▶ **DO THIS**: Without including any pictures, write out all the entries exactly.

▶ **Extracted data entries**:
Start

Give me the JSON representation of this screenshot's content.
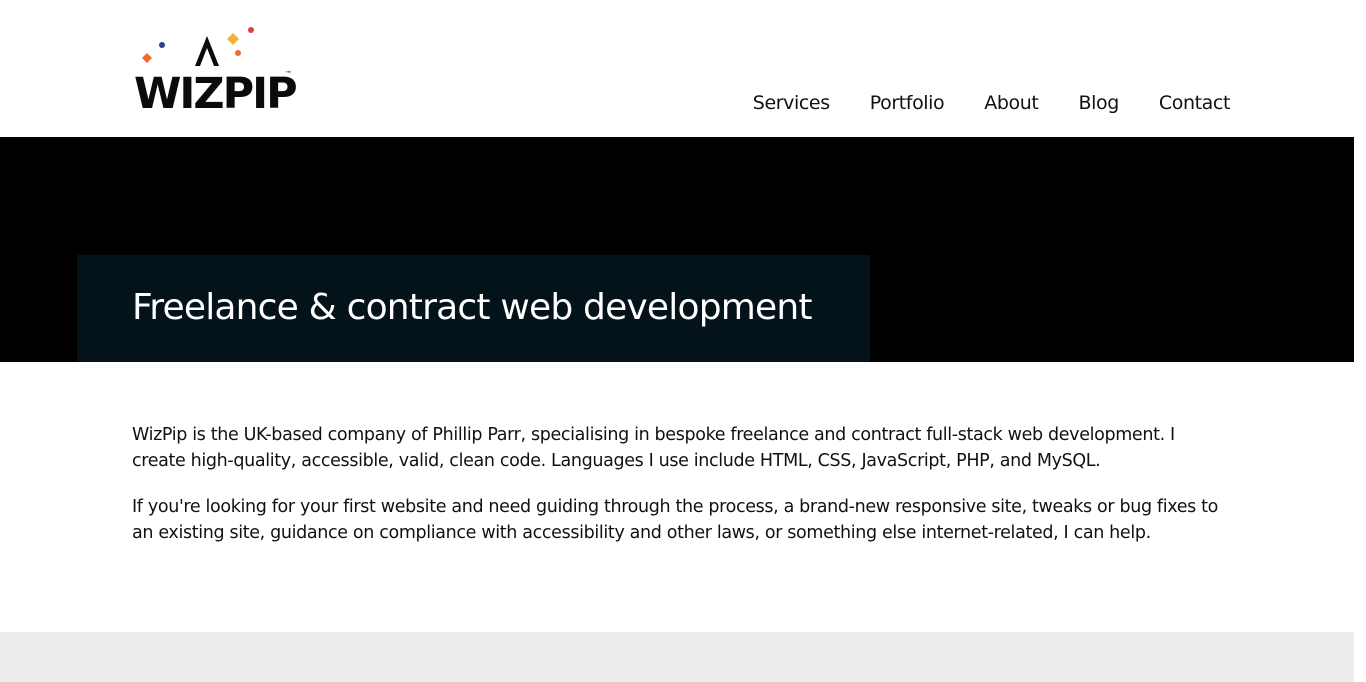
{
  "header": {
    "logo_text": "WIZPIP",
    "logo_mark": "™",
    "nav": [
      {
        "label": "Services"
      },
      {
        "label": "Portfolio"
      },
      {
        "label": "About"
      },
      {
        "label": "Blog"
      },
      {
        "label": "Contact"
      }
    ]
  },
  "hero": {
    "title": "Freelance & contract web development"
  },
  "content": {
    "intro": "WizPip is the UK-based company of Phillip Parr, specialising in bespoke freelance and contract full-stack web development. I create high-quality, accessible, valid, clean code. Languages I use include HTML, CSS, JavaScript, PHP, and MySQL.",
    "help": "If you're looking for your first website and need guiding through the process, a brand-new responsive site, tweaks or bug fixes to an existing site, guidance on compliance with accessibility and other laws, or something else internet-related, I can help."
  },
  "colors": {
    "hero_bg": "#000000",
    "hero_box": "#04131a",
    "footer_band": "#ededed",
    "sparkle_orange": "#f26a2e",
    "sparkle_yellow": "#f2b233",
    "sparkle_blue": "#2c3e94",
    "sparkle_red": "#d9413b"
  }
}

End

▶ **TASK SOLUTION**:
Give me the JSON representation of this screenshot's content.
{
  "header": {
    "logo_text": "WIZPIP",
    "logo_mark": "™",
    "nav": [
      {
        "label": "Services"
      },
      {
        "label": "Portfolio"
      },
      {
        "label": "About"
      },
      {
        "label": "Blog"
      },
      {
        "label": "Contact"
      }
    ]
  },
  "hero": {
    "title": "Freelance & contract web development"
  },
  "content": {
    "intro": "WizPip is the UK-based company of Phillip Parr, specialising in bespoke freelance and contract full-stack web development. I create high-quality, accessible, valid, clean code. Languages I use include HTML, CSS, JavaScript, PHP, and MySQL.",
    "help": "If you're looking for your first website and need guiding through the process, a brand-new responsive site, tweaks or bug fixes to an existing site, guidance on compliance with accessibility and other laws, or something else internet-related, I can help."
  },
  "colors": {
    "hero_bg": "#000000",
    "hero_box": "#04131a",
    "footer_band": "#ededed",
    "sparkle_orange": "#f26a2e",
    "sparkle_yellow": "#f2b233",
    "sparkle_blue": "#2c3e94",
    "sparkle_red": "#d9413b"
  }
}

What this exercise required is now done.